- YOUR INSTRUCTIONS:
Retype each entry below, keeping every character the same.

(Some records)
★ ★ ★ ★
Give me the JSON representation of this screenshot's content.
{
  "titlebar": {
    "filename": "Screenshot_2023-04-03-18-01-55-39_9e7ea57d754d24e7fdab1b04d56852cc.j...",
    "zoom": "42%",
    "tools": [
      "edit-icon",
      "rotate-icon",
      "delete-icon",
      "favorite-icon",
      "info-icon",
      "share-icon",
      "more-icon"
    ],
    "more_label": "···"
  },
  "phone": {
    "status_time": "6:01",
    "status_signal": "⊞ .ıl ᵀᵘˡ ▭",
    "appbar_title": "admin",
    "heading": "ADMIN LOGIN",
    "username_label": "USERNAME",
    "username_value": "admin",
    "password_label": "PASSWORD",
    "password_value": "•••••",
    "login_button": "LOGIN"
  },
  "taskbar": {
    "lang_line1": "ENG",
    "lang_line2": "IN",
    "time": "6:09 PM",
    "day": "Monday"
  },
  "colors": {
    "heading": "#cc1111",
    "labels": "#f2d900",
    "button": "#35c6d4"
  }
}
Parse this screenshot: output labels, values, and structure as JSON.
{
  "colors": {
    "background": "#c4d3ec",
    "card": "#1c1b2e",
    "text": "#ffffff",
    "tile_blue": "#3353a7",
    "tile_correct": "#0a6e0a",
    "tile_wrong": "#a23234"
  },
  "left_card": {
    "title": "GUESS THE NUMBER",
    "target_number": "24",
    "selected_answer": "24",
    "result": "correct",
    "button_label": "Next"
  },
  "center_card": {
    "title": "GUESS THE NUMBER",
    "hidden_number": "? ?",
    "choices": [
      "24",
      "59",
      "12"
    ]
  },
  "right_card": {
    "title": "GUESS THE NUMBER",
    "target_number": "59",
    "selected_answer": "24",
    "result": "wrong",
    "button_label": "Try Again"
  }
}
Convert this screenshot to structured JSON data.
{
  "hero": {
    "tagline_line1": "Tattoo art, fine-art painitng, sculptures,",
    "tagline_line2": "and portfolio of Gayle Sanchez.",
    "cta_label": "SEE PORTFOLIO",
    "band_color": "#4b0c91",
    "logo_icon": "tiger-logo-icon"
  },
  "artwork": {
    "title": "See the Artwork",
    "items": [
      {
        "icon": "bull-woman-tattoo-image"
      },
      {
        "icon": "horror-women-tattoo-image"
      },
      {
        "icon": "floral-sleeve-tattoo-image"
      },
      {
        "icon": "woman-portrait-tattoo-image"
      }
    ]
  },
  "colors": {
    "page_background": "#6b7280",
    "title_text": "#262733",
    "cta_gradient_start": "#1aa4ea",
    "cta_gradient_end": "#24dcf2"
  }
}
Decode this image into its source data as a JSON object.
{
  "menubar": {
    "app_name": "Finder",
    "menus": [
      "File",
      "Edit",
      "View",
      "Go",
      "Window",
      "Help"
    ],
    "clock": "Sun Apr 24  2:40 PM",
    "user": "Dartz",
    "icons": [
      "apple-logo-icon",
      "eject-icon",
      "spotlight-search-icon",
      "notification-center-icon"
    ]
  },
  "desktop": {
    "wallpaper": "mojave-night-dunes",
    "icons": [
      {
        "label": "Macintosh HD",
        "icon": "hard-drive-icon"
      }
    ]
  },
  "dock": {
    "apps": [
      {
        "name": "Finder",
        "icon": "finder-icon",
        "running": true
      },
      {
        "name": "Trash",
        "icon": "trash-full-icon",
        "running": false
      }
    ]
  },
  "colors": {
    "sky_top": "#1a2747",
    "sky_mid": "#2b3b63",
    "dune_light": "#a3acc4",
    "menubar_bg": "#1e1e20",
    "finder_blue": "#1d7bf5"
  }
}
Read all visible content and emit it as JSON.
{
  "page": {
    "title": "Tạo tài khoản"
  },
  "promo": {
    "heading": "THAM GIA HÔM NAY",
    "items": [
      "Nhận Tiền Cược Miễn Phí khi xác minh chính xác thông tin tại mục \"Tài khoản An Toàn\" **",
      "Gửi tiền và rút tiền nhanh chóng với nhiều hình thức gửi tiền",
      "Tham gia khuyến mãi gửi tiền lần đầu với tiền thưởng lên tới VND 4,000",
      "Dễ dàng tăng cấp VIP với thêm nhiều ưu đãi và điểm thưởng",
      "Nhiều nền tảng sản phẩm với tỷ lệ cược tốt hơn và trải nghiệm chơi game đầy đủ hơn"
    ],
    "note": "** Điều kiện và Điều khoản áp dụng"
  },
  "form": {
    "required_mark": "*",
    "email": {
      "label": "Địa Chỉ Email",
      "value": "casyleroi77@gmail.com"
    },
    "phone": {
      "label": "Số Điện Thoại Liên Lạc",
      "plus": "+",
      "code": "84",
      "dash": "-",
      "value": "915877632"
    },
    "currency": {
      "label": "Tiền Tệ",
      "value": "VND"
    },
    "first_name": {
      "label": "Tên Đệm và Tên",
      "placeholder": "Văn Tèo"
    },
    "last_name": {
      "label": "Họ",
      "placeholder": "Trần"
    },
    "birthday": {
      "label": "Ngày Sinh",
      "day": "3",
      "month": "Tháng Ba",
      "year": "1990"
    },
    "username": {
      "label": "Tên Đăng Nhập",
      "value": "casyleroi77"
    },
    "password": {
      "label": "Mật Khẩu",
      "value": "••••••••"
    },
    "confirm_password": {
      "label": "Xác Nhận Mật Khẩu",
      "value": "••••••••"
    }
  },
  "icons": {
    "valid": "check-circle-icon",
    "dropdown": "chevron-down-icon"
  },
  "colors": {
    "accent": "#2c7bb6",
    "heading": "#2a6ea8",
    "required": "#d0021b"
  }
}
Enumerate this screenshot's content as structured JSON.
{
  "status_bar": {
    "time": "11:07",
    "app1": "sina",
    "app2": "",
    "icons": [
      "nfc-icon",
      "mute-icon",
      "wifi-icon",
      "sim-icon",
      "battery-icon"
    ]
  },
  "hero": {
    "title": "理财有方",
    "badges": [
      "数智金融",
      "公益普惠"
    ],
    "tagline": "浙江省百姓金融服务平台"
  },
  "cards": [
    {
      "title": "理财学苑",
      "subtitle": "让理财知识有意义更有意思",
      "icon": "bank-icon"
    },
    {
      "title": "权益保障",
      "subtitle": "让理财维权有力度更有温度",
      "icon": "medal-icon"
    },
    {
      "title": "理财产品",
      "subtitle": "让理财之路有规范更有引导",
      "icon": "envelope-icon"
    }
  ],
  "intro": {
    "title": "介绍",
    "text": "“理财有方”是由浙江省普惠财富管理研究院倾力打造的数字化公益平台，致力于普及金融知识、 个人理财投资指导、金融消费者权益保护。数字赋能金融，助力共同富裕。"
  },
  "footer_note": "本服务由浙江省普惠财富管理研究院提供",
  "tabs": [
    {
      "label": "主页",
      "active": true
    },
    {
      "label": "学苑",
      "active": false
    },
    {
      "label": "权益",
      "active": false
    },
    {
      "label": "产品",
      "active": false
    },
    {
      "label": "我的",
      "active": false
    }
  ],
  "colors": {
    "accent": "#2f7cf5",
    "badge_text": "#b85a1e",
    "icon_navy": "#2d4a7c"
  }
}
★ ★ ★ ★
- ANSWER TO THIS EXERCISE:
Give me the JSON representation of this screenshot's content.
{
  "titlebar": {
    "filename": "Screenshot_2023-04-03-18-01-55-39_9e7ea57d754d24e7fdab1b04d56852cc.j...",
    "zoom": "42%",
    "tools": [
      "edit-icon",
      "rotate-icon",
      "delete-icon",
      "favorite-icon",
      "info-icon",
      "share-icon",
      "more-icon"
    ],
    "more_label": "···"
  },
  "phone": {
    "status_time": "6:01",
    "status_signal": "⊞ .ıl ᵀᵘˡ ▭",
    "appbar_title": "admin",
    "heading": "ADMIN LOGIN",
    "username_label": "USERNAME",
    "username_value": "admin",
    "password_label": "PASSWORD",
    "password_value": "•••••",
    "login_button": "LOGIN"
  },
  "taskbar": {
    "lang_line1": "ENG",
    "lang_line2": "IN",
    "time": "6:09 PM",
    "day": "Monday"
  },
  "colors": {
    "heading": "#cc1111",
    "labels": "#f2d900",
    "button": "#35c6d4"
  }
}
Parse this screenshot: output labels, values, and structure as JSON.
{
  "colors": {
    "background": "#c4d3ec",
    "card": "#1c1b2e",
    "text": "#ffffff",
    "tile_blue": "#3353a7",
    "tile_correct": "#0a6e0a",
    "tile_wrong": "#a23234"
  },
  "left_card": {
    "title": "GUESS THE NUMBER",
    "target_number": "24",
    "selected_answer": "24",
    "result": "correct",
    "button_label": "Next"
  },
  "center_card": {
    "title": "GUESS THE NUMBER",
    "hidden_number": "? ?",
    "choices": [
      "24",
      "59",
      "12"
    ]
  },
  "right_card": {
    "title": "GUESS THE NUMBER",
    "target_number": "59",
    "selected_answer": "24",
    "result": "wrong",
    "button_label": "Try Again"
  }
}
Convert this screenshot to structured JSON data.
{
  "hero": {
    "tagline_line1": "Tattoo art, fine-art painitng, sculptures,",
    "tagline_line2": "and portfolio of Gayle Sanchez.",
    "cta_label": "SEE PORTFOLIO",
    "band_color": "#4b0c91",
    "logo_icon": "tiger-logo-icon"
  },
  "artwork": {
    "title": "See the Artwork",
    "items": [
      {
        "icon": "bull-woman-tattoo-image"
      },
      {
        "icon": "horror-women-tattoo-image"
      },
      {
        "icon": "floral-sleeve-tattoo-image"
      },
      {
        "icon": "woman-portrait-tattoo-image"
      }
    ]
  },
  "colors": {
    "page_background": "#6b7280",
    "title_text": "#262733",
    "cta_gradient_start": "#1aa4ea",
    "cta_gradient_end": "#24dcf2"
  }
}
Decode this image into its source data as a JSON object.
{
  "menubar": {
    "app_name": "Finder",
    "menus": [
      "File",
      "Edit",
      "View",
      "Go",
      "Window",
      "Help"
    ],
    "clock": "Sun Apr 24  2:40 PM",
    "user": "Dartz",
    "icons": [
      "apple-logo-icon",
      "eject-icon",
      "spotlight-search-icon",
      "notification-center-icon"
    ]
  },
  "desktop": {
    "wallpaper": "mojave-night-dunes",
    "icons": [
      {
        "label": "Macintosh HD",
        "icon": "hard-drive-icon"
      }
    ]
  },
  "dock": {
    "apps": [
      {
        "name": "Finder",
        "icon": "finder-icon",
        "running": true
      },
      {
        "name": "Trash",
        "icon": "trash-full-icon",
        "running": false
      }
    ]
  },
  "colors": {
    "sky_top": "#1a2747",
    "sky_mid": "#2b3b63",
    "dune_light": "#a3acc4",
    "menubar_bg": "#1e1e20",
    "finder_blue": "#1d7bf5"
  }
}
Read all visible content and emit it as JSON.
{
  "page": {
    "title": "Tạo tài khoản"
  },
  "promo": {
    "heading": "THAM GIA HÔM NAY",
    "items": [
      "Nhận Tiền Cược Miễn Phí khi xác minh chính xác thông tin tại mục \"Tài khoản An Toàn\" **",
      "Gửi tiền và rút tiền nhanh chóng với nhiều hình thức gửi tiền",
      "Tham gia khuyến mãi gửi tiền lần đầu với tiền thưởng lên tới VND 4,000",
      "Dễ dàng tăng cấp VIP với thêm nhiều ưu đãi và điểm thưởng",
      "Nhiều nền tảng sản phẩm với tỷ lệ cược tốt hơn và trải nghiệm chơi game đầy đủ hơn"
    ],
    "note": "** Điều kiện và Điều khoản áp dụng"
  },
  "form": {
    "required_mark": "*",
    "email": {
      "label": "Địa Chỉ Email",
      "value": "casyleroi77@gmail.com"
    },
    "phone": {
      "label": "Số Điện Thoại Liên Lạc",
      "plus": "+",
      "code": "84",
      "dash": "-",
      "value": "915877632"
    },
    "currency": {
      "label": "Tiền Tệ",
      "value": "VND"
    },
    "first_name": {
      "label": "Tên Đệm và Tên",
      "placeholder": "Văn Tèo"
    },
    "last_name": {
      "label": "Họ",
      "placeholder": "Trần"
    },
    "birthday": {
      "label": "Ngày Sinh",
      "day": "3",
      "month": "Tháng Ba",
      "year": "1990"
    },
    "username": {
      "label": "Tên Đăng Nhập",
      "value": "casyleroi77"
    },
    "password": {
      "label": "Mật Khẩu",
      "value": "••••••••"
    },
    "confirm_password": {
      "label": "Xác Nhận Mật Khẩu",
      "value": "••••••••"
    }
  },
  "icons": {
    "valid": "check-circle-icon",
    "dropdown": "chevron-down-icon"
  },
  "colors": {
    "accent": "#2c7bb6",
    "heading": "#2a6ea8",
    "required": "#d0021b"
  }
}
Enumerate this screenshot's content as structured JSON.
{
  "status_bar": {
    "time": "11:07",
    "app1": "sina",
    "app2": "",
    "icons": [
      "nfc-icon",
      "mute-icon",
      "wifi-icon",
      "sim-icon",
      "battery-icon"
    ]
  },
  "hero": {
    "title": "理财有方",
    "badges": [
      "数智金融",
      "公益普惠"
    ],
    "tagline": "浙江省百姓金融服务平台"
  },
  "cards": [
    {
      "title": "理财学苑",
      "subtitle": "让理财知识有意义更有意思",
      "icon": "bank-icon"
    },
    {
      "title": "权益保障",
      "subtitle": "让理财维权有力度更有温度",
      "icon": "medal-icon"
    },
    {
      "title": "理财产品",
      "subtitle": "让理财之路有规范更有引导",
      "icon": "envelope-icon"
    }
  ],
  "intro": {
    "title": "介绍",
    "text": "“理财有方”是由浙江省普惠财富管理研究院倾力打造的数字化公益平台，致力于普及金融知识、 个人理财投资指导、金融消费者权益保护。数字赋能金融，助力共同富裕。"
  },
  "footer_note": "本服务由浙江省普惠财富管理研究院提供",
  "tabs": [
    {
      "label": "主页",
      "active": true
    },
    {
      "label": "学苑",
      "active": false
    },
    {
      "label": "权益",
      "active": false
    },
    {
      "label": "产品",
      "active": false
    },
    {
      "label": "我的",
      "active": false
    }
  ],
  "colors": {
    "accent": "#2f7cf5",
    "badge_text": "#b85a1e",
    "icon_navy": "#2d4a7c"
  }
}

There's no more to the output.